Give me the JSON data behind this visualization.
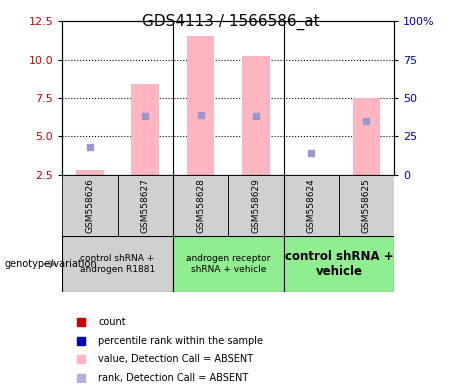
{
  "title": "GDS4113 / 1566586_at",
  "samples": [
    "GSM558626",
    "GSM558627",
    "GSM558628",
    "GSM558629",
    "GSM558624",
    "GSM558625"
  ],
  "pink_bar_values": [
    2.8,
    8.4,
    11.5,
    10.2,
    2.4,
    7.5
  ],
  "blue_square_values_left": [
    4.3,
    6.3,
    6.4,
    6.3,
    3.9,
    6.0
  ],
  "ylim_left": [
    2.5,
    12.5
  ],
  "ylim_right": [
    0,
    100
  ],
  "yticks_left": [
    2.5,
    5.0,
    7.5,
    10.0,
    12.5
  ],
  "yticks_right": [
    0,
    25,
    50,
    75,
    100
  ],
  "group_colors": [
    "#d0d0d0",
    "#90ee90",
    "#90ee90"
  ],
  "group_labels": [
    "control shRNA +\nandrogen R1881",
    "androgen receptor\nshRNA + vehicle",
    "control shRNA +\nvehicle"
  ],
  "group_ranges": [
    [
      0,
      2
    ],
    [
      2,
      4
    ],
    [
      4,
      6
    ]
  ],
  "pink_bar_color": "#ffb6c1",
  "blue_square_color": "#9898cc",
  "bar_width": 0.5,
  "left_axis_color": "#cc0000",
  "right_axis_color": "#0000bb",
  "legend_colors": [
    "#cc0000",
    "#0000bb",
    "#ffb6c1",
    "#b0b0e0"
  ],
  "legend_labels": [
    "count",
    "percentile rank within the sample",
    "value, Detection Call = ABSENT",
    "rank, Detection Call = ABSENT"
  ]
}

+---+

■ **Task directions**: Copy all the lines above that hold the string "ABSENT".

■ **Task response**:
    "value, Detection Call = ABSENT",
    "rank, Detection Call = ABSENT"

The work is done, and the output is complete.